Recorded data:
****************************************

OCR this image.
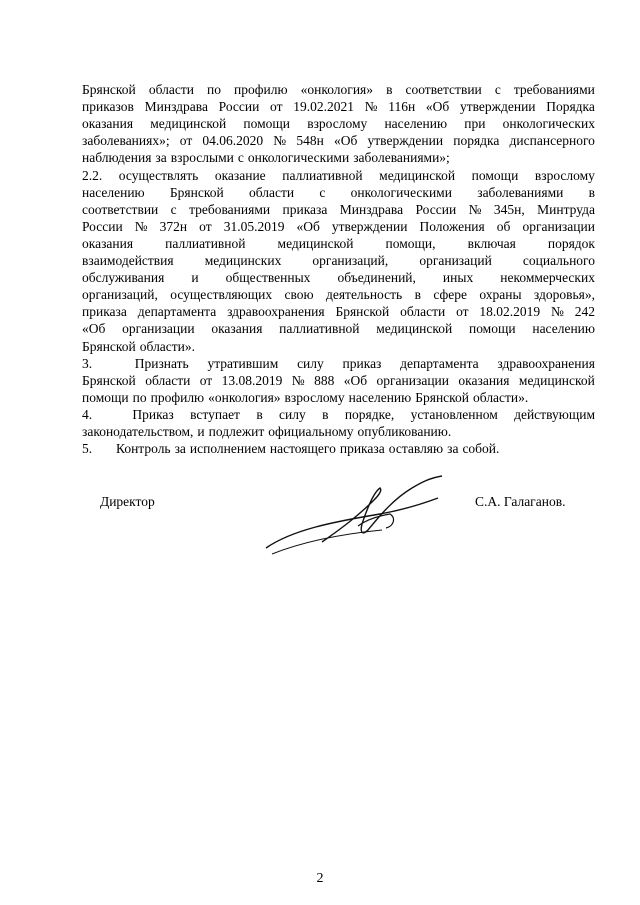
Брянской области по профилю «онкология» в соответствии с требованиями
приказов Минздрава России от 19.02.2021 № 116н «Об утверждении Порядка
оказания медицинской помощи взрослому населению при онкологических
заболеваниях»; от 04.06.2020 № 548н «Об утверждении порядка диспансерного
наблюдения за взрослыми с онкологическими заболеваниями»;
2.2. осуществлять оказание паллиативной медицинской помощи взрослому
населению Брянской области с онкологическими заболеваниями в
соответствии с требованиями приказа Минздрава России № 345н, Минтруда
России № 372н от 31.05.2019 «Об утверждении Положения об организации
оказания паллиативной медицинской помощи, включая порядок
взаимодействия медицинских организаций, организаций социального
обслуживания и общественных объединений, иных некоммерческих
организаций, осуществляющих свою деятельность в сфере охраны здоровья»,
приказа департамента здравоохранения Брянской области от 18.02.2019 № 242
«Об организации оказания паллиативной медицинской помощи населению
Брянской области».
3.	Признать утратившим силу приказ департамента здравоохранения
Брянской области от 13.08.2019 № 888 «Об организации оказания медицинской
помощи по профилю «онкология» взрослому населению Брянской области».
4.	Приказ вступает в силу в порядке, установленном действующим
законодательством, и подлежит официальному опубликованию.
5.	Контроль за исполнением настоящего приказа оставляю за собой.
Директор	С.А. Галаганов.
2
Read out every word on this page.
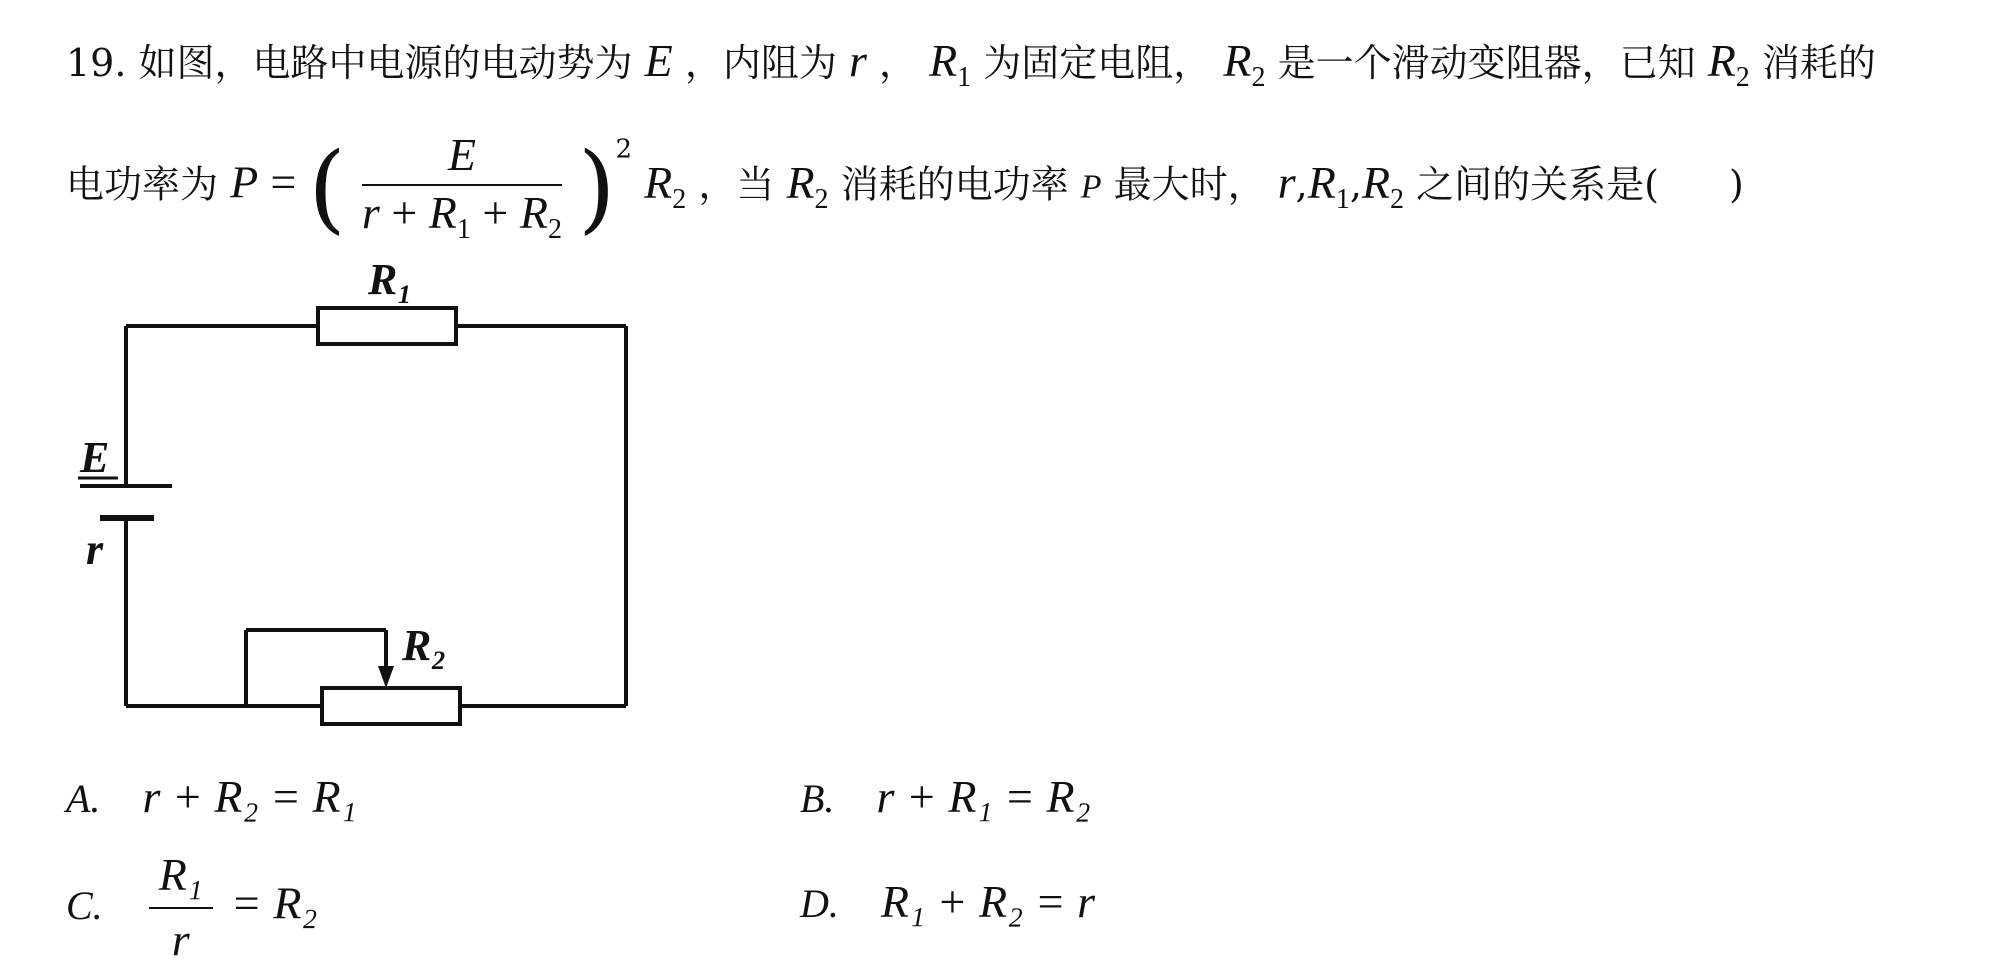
19. 如图，电路中电源的电动势为 E ，内阻为 r ， $R_1$ 为固定电阻， $R_2$ 是一个滑动变阻器，已知 $R_2$ 消耗的
电功率为 P = ( $\frac{E}{r + R_1 + R_2} )^2$ $R_2$ ，当 $R_2$ 消耗的电功率 P 最大时， $r,R_1,R_2$ 之间的关系是( )
R₁
R₂
E
r
A. r + R₂ = R₁	B. r + R₁ = R₂
C. $\frac{\text{R₁}}{r} = R_2$	D. R₁ + R₂ = r
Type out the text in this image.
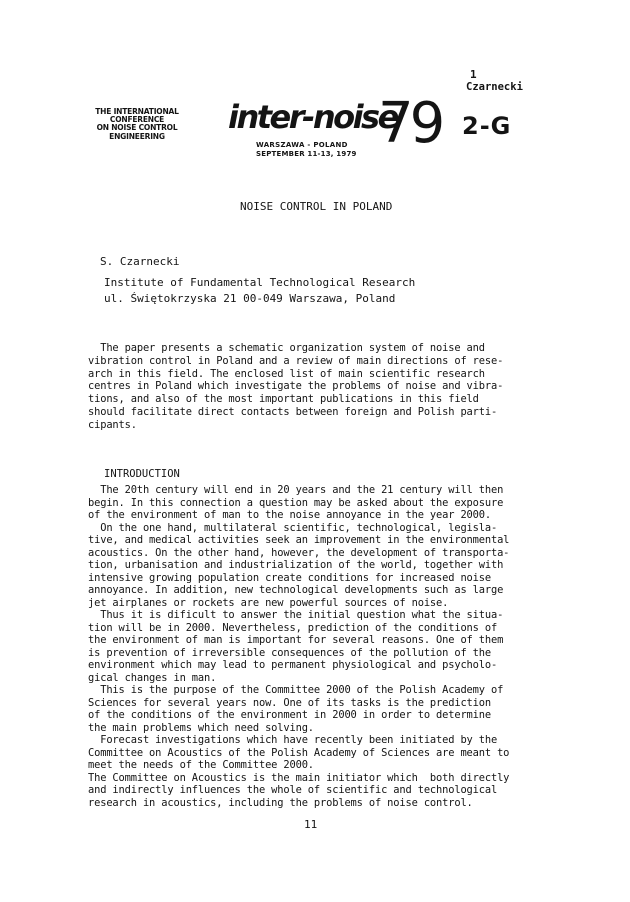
1
Czarnecki
THE INTERNATIONAL
CONFERENCE
ON NOISE CONTROL
ENGINEERING
inter-noise
79
WARSZAWA - POLAND
SEPTEMBER 11-13, 1979
2-G
NOISE CONTROL IN POLAND
S. Czarnecki
Institute of Fundamental Technological Research
ul. Świętokrzyska 21 00-049 Warszawa, Poland
The paper presents a schematic organization system of noise and
vibration control in Poland and a review of main directions of rese-
arch in this field. The enclosed list of main scientific research
centres in Poland which investigate the problems of noise and vibra-
tions, and also of the most important publications in this field
should facilitate direct contacts between foreign and Polish parti-
cipants.
INTRODUCTION
The 20th century will end in 20 years and the 21 century will then
begin. In this connection a question may be asked about the exposure
of the environment of man to the noise annoyance in the year 2000.
On the one hand, multilateral scientific, technological, legisla-
tive, and medical activities seek an improvement in the environmental
acoustics. On the other hand, however, the development of transporta-
tion, urbanisation and industrialization of the world, together with
intensive growing population create conditions for increased noise
annoyance. In addition, new technological developments such as large
jet airplanes or rockets are new powerful sources of noise.
Thus it is dificult to answer the initial question what the situa-
tion will be in 2000. Nevertheless, prediction of the conditions of
the environment of man is important for several reasons. One of them
is prevention of irreversible consequences of the pollution of the
environment which may lead to permanent physiological and psycholo-
gical changes in man.
This is the purpose of the Committee 2000 of the Polish Academy of
Sciences for several years now. One of its tasks is the prediction
of the conditions of the environment in 2000 in order to determine
the main problems which need solving.
Forecast investigations which have recently been initiated by the
Committee on Acoustics of the Polish Academy of Sciences are meant to
meet the needs of the Committee 2000.
The Committee on Acoustics is the main initiator which  both directly
and indirectly influences the whole of scientific and technological
research in acoustics, including the problems of noise control.
11
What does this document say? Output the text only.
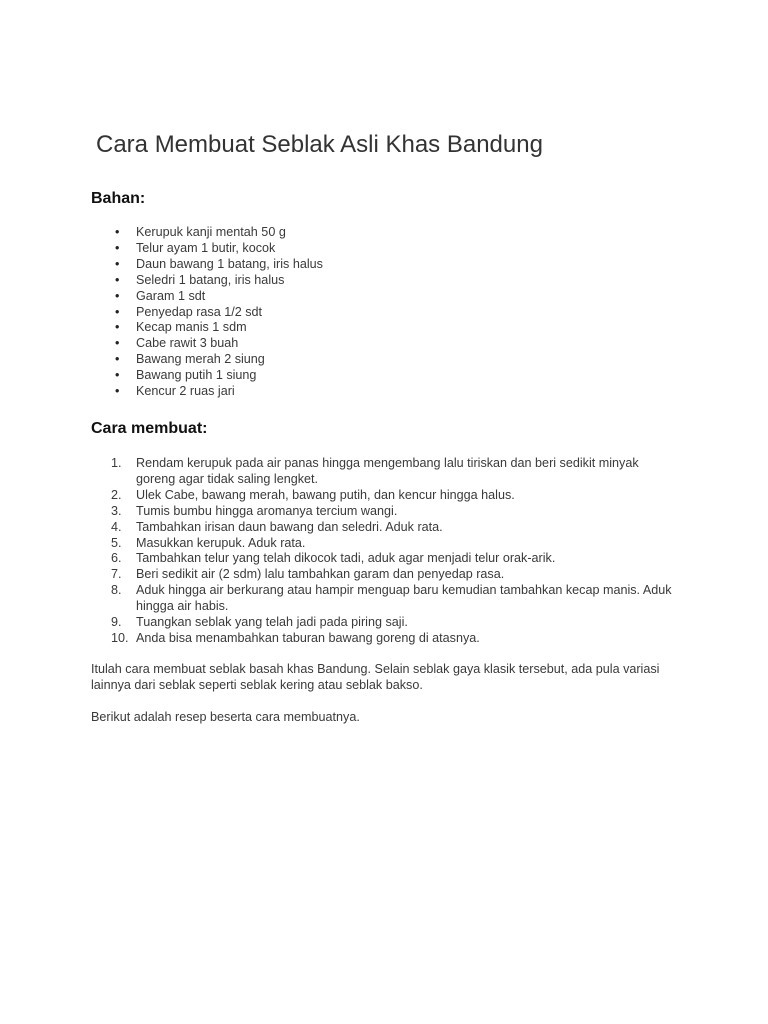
Cara Membuat Seblak Asli Khas Bandung
Bahan:
• Kerupuk kanji mentah 50 g
• Telur ayam 1 butir, kocok
• Daun bawang 1 batang, iris halus
• Seledri 1 batang, iris halus
• Garam 1 sdt
• Penyedap rasa 1/2 sdt
• Kecap manis 1 sdm
• Cabe rawit 3 buah
• Bawang merah 2 siung
• Bawang putih 1 siung
• Kencur 2 ruas jari
Cara membuat:
1.	Rendam kerupuk pada air panas hingga mengembang lalu tiriskan dan beri sedikit minyak goreng agar tidak saling lengket.
2.	Ulek Cabe, bawang merah, bawang putih, dan kencur hingga halus.
3.	Tumis bumbu hingga aromanya tercium wangi.
4.	Tambahkan irisan daun bawang dan seledri. Aduk rata.
5.	Masukkan kerupuk. Aduk rata.
6.	Tambahkan telur yang telah dikocok tadi, aduk agar menjadi telur orak-arik.
7.	Beri sedikit air (2 sdm) lalu tambahkan garam dan penyedap rasa.
8.	Aduk hingga air berkurang atau hampir menguap baru kemudian tambahkan kecap manis. Aduk hingga air habis.
9.	Tuangkan seblak yang telah jadi pada piring saji.
10. Anda bisa menambahkan taburan bawang goreng di atasnya.

Itulah cara membuat seblak basah khas Bandung. Selain seblak gaya klasik tersebut, ada pula variasi lainnya dari seblak seperti seblak kering atau seblak bakso.

Berikut adalah resep beserta cara membuatnya.
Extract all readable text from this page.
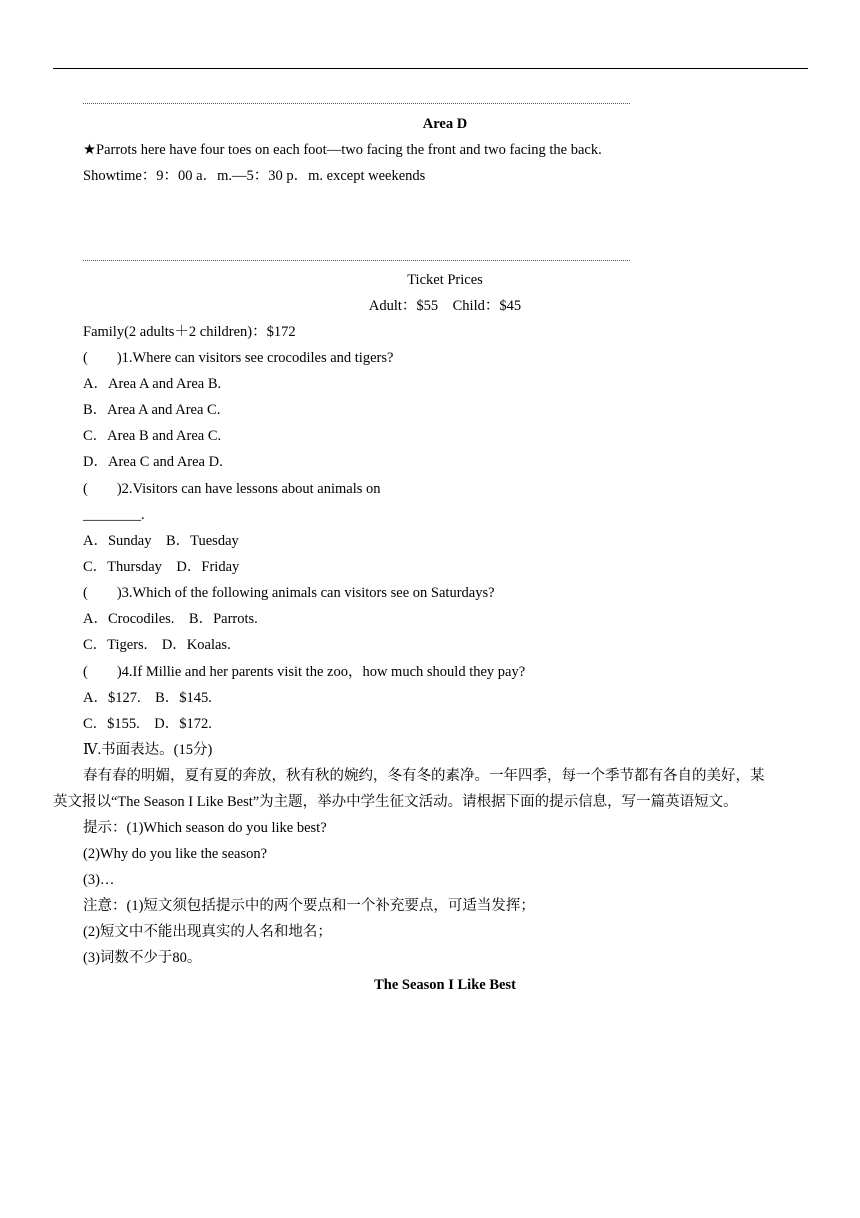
Area D
★Parrots here have four toes on each foot—two facing the front and two facing the back.
Showtime：9：00 a．m.—5：30 p．m. except weekends
Ticket Prices
Adult：$55　Child：$45
Family(2 adults＋2 children)：$172
(　　)1.Where can visitors see crocodiles and tigers?
A．Area A and Area B.
B．Area A and Area C.
C．Area B and Area C.
D．Area C and Area D.
(　　)2.Visitors can have lessons about animals on
________.
A．Sunday　B．Tuesday
C．Thursday　D．Friday
(　　)3.Which of the following animals can visitors see on Saturdays?
A．Crocodiles.　B．Parrots.
C．Tigers.　D．Koalas.
(　　)4.If Millie and her parents visit the zoo，how much should they pay?
A．$127.　B．$145.
C．$155.　D．$172.
Ⅳ.书面表达。(15分)
春有春的明媚，夏有夏的奔放，秋有秋的婉约，冬有冬的素净。一年四季，每一个季节都有各自的美好，某
英文报以“The Season I Like Best”为主题，举办中学生征文活动。请根据下面的提示信息，写一篇英语短文。
提示：(1)Which season do you like best?
(2)Why do you like the season?
(3)…
注意：(1)短文须包括提示中的两个要点和一个补充要点，可适当发挥；
(2)短文中不能出现真实的人名和地名；
(3)词数不少于80。
The Season I Like Best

****************************************

Short problem |
The records above are to be reproduced exactly; the pictures are to be left out.

Expected answer |
OCR this image.
Брянской области по профилю «онкология» в соответствии с требованиями
приказов Минздрава России от 19.02.2021 № 116н «Об утверждении Порядка
оказания медицинской помощи взрослому населению при онкологических
заболеваниях»; от 04.06.2020 № 548н «Об утверждении порядка диспансерного
наблюдения за взрослыми с онкологическими заболеваниями»;
2.2. осуществлять оказание паллиативной медицинской помощи взрослому
населению Брянской области с онкологическими заболеваниями в
соответствии с требованиями приказа Минздрава России № 345н, Минтруда
России № 372н от 31.05.2019 «Об утверждении Положения об организации
оказания паллиативной медицинской помощи, включая порядок
взаимодействия медицинских организаций, организаций социального
обслуживания и общественных объединений, иных некоммерческих
организаций, осуществляющих свою деятельность в сфере охраны здоровья»,
приказа департамента здравоохранения Брянской области от 18.02.2019 № 242
«Об организации оказания паллиативной медицинской помощи населению
Брянской области».
3.	Признать утратившим силу приказ департамента здравоохранения
Брянской области от 13.08.2019 № 888 «Об организации оказания медицинской
помощи по профилю «онкология» взрослому населению Брянской области».
4.	Приказ вступает в силу в порядке, установленном действующим
законодательством, и подлежит официальному опубликованию.
5.	Контроль за исполнением настоящего приказа оставляю за собой.
Директор	С.А. Галаганов.
2
Read out every word on this page.
19. 如图，电路中电源的电动势为 E ，内阻为 r ， $R_1$ 为固定电阻， $R_2$ 是一个滑动变阻器，已知 $R_2$ 消耗的
电功率为 P = ( $\frac{E}{r + R_1 + R_2} )^2$ $R_2$ ，当 $R_2$ 消耗的电功率 P 最大时， $r,R_1,R_2$ 之间的关系是( )
R₁
R₂
E
r
A. r + R₂ = R₁	B. r + R₁ = R₂
C. $\frac{\text{R₁}}{r} = R_2$	D. R₁ + R₂ = r
Type out the text in this image.
1
Czarnecki
THE INTERNATIONAL
CONFERENCE
ON NOISE CONTROL
ENGINEERING
inter-noise
79
WARSZAWA - POLAND
SEPTEMBER 11-13, 1979
2-G
NOISE CONTROL IN POLAND
S. Czarnecki
Institute of Fundamental Technological Research
ul. Świętokrzyska 21 00-049 Warszawa, Poland
The paper presents a schematic organization system of noise and
vibration control in Poland and a review of main directions of rese-
arch in this field. The enclosed list of main scientific research
centres in Poland which investigate the problems of noise and vibra-
tions, and also of the most important publications in this field
should facilitate direct contacts between foreign and Polish parti-
cipants.
INTRODUCTION
The 20th century will end in 20 years and the 21 century will then
begin. In this connection a question may be asked about the exposure
of the environment of man to the noise annoyance in the year 2000.
On the one hand, multilateral scientific, technological, legisla-
tive, and medical activities seek an improvement in the environmental
acoustics. On the other hand, however, the development of transporta-
tion, urbanisation and industrialization of the world, together with
intensive growing population create conditions for increased noise
annoyance. In addition, new technological developments such as large
jet airplanes or rockets are new powerful sources of noise.
Thus it is dificult to answer the initial question what the situa-
tion will be in 2000. Nevertheless, prediction of the conditions of
the environment of man is important for several reasons. One of them
is prevention of irreversible consequences of the pollution of the
environment which may lead to permanent physiological and psycholo-
gical changes in man.
This is the purpose of the Committee 2000 of the Polish Academy of
Sciences for several years now. One of its tasks is the prediction
of the conditions of the environment in 2000 in order to determine
the main problems which need solving.
Forecast investigations which have recently been initiated by the
Committee on Acoustics of the Polish Academy of Sciences are meant to
meet the needs of the Committee 2000.
The Committee on Acoustics is the main initiator which  both directly
and indirectly influences the whole of scientific and technological
research in acoustics, including the problems of noise control.
11
What does this document say? Output the text only.
Cara Membuat Seblak Asli Khas Bandung
Bahan:
• Kerupuk kanji mentah 50 g
• Telur ayam 1 butir, kocok
• Daun bawang 1 batang, iris halus
• Seledri 1 batang, iris halus
• Garam 1 sdt
• Penyedap rasa 1/2 sdt
• Kecap manis 1 sdm
• Cabe rawit 3 buah
• Bawang merah 2 siung
• Bawang putih 1 siung
• Kencur 2 ruas jari
Cara membuat:
1.	Rendam kerupuk pada air panas hingga mengembang lalu tiriskan dan beri sedikit minyak goreng agar tidak saling lengket.
2.	Ulek Cabe, bawang merah, bawang putih, dan kencur hingga halus.
3.	Tumis bumbu hingga aromanya tercium wangi.
4.	Tambahkan irisan daun bawang dan seledri. Aduk rata.
5.	Masukkan kerupuk. Aduk rata.
6.	Tambahkan telur yang telah dikocok tadi, aduk agar menjadi telur orak-arik.
7.	Beri sedikit air (2 sdm) lalu tambahkan garam dan penyedap rasa.
8.	Aduk hingga air berkurang atau hampir menguap baru kemudian tambahkan kecap manis. Aduk hingga air habis.
9.	Tuangkan seblak yang telah jadi pada piring saji.
10. Anda bisa menambahkan taburan bawang goreng di atasnya.

Itulah cara membuat seblak basah khas Bandung. Selain seblak gaya klasik tersebut, ada pula variasi lainnya dari seblak seperti seblak kering atau seblak bakso.

Berikut adalah resep beserta cara membuatnya.
Extract all readable text from this page.
Area D
★Parrots here have four toes on each foot—two facing the front and two facing the back.
Showtime：9：00 a．m.—5：30 p．m. except weekends
Ticket Prices
Adult：$55　Child：$45
Family(2 adults＋2 children)：$172
(　　)1.Where can visitors see crocodiles and tigers?
A．Area A and Area B.
B．Area A and Area C.
C．Area B and Area C.
D．Area C and Area D.
(　　)2.Visitors can have lessons about animals on
________.
A．Sunday　B．Tuesday
C．Thursday　D．Friday
(　　)3.Which of the following animals can visitors see on Saturdays?
A．Crocodiles.　B．Parrots.
C．Tigers.　D．Koalas.
(　　)4.If Millie and her parents visit the zoo，how much should they pay?
A．$127.　B．$145.
C．$155.　D．$172.
Ⅳ.书面表达。(15分)
春有春的明媚，夏有夏的奔放，秋有秋的婉约，冬有冬的素净。一年四季，每一个季节都有各自的美好，某
英文报以“The Season I Like Best”为主题，举办中学生征文活动。请根据下面的提示信息，写一篇英语短文。
提示：(1)Which season do you like best?
(2)Why do you like the season?
(3)…
注意：(1)短文须包括提示中的两个要点和一个补充要点，可适当发挥；
(2)短文中不能出现真实的人名和地名；
(3)词数不少于80。
The Season I Like Best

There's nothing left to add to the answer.